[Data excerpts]

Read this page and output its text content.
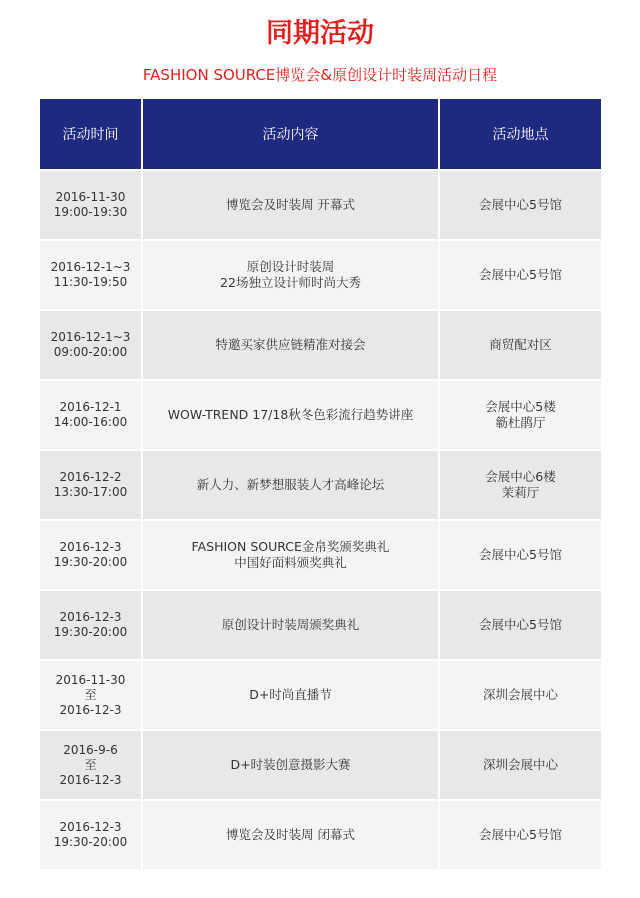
同期活动
FASHION SOURCE博览会&原创设计时装周活动日程
活动时间	活动内容	活动地点
2016-11-30
19:00-19:30	博览会及时装周 开幕式	会展中心5号馆
2016-12-1~3
11:30-19:50	原创设计时装周
22场独立设计师时尚大秀	会展中心5号馆
2016-12-1~3
09:00-20:00	特邀买家供应链精准对接会	商贸配对区
2016-12-1
14:00-16:00	WOW-TREND 17/18秋冬色彩流行趋势讲座	会展中心5楼
簕杜鹃厅
2016-12-2
13:30-17:00	新人力、新梦想服装人才高峰论坛	会展中心6楼
茉莉厅
2016-12-3
19:30-20:00	FASHION SOURCE金帛奖颁奖典礼
中国好面料颁奖典礼	会展中心5号馆
2016-12-3
19:30-20:00	原创设计时装周颁奖典礼	会展中心5号馆
2016-11-30
至
2016-12-3	D+时尚直播节	深圳会展中心
2016-9-6
至
2016-12-3	D+时装创意摄影大赛	深圳会展中心
2016-12-3
19:30-20:00	博览会及时装周 闭幕式	会展中心5号馆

What you should do:
Without the images, write out each line of the data verbatim.

Answer for the task:
Read this page and output its text content.
同期活动
FASHION SOURCE博览会&原创设计时装周活动日程
活动时间	活动内容	活动地点
2016-11-30
19:00-19:30	博览会及时装周 开幕式	会展中心5号馆
2016-12-1~3
11:30-19:50	原创设计时装周
22场独立设计师时尚大秀	会展中心5号馆
2016-12-1~3
09:00-20:00	特邀买家供应链精准对接会	商贸配对区
2016-12-1
14:00-16:00	WOW-TREND 17/18秋冬色彩流行趋势讲座	会展中心5楼
簕杜鹃厅
2016-12-2
13:30-17:00	新人力、新梦想服装人才高峰论坛	会展中心6楼
茉莉厅
2016-12-3
19:30-20:00	FASHION SOURCE金帛奖颁奖典礼
中国好面料颁奖典礼	会展中心5号馆
2016-12-3
19:30-20:00	原创设计时装周颁奖典礼	会展中心5号馆
2016-11-30
至
2016-12-3	D+时尚直播节	深圳会展中心
2016-9-6
至
2016-12-3	D+时装创意摄影大赛	深圳会展中心
2016-12-3
19:30-20:00	博览会及时装周 闭幕式	会展中心5号馆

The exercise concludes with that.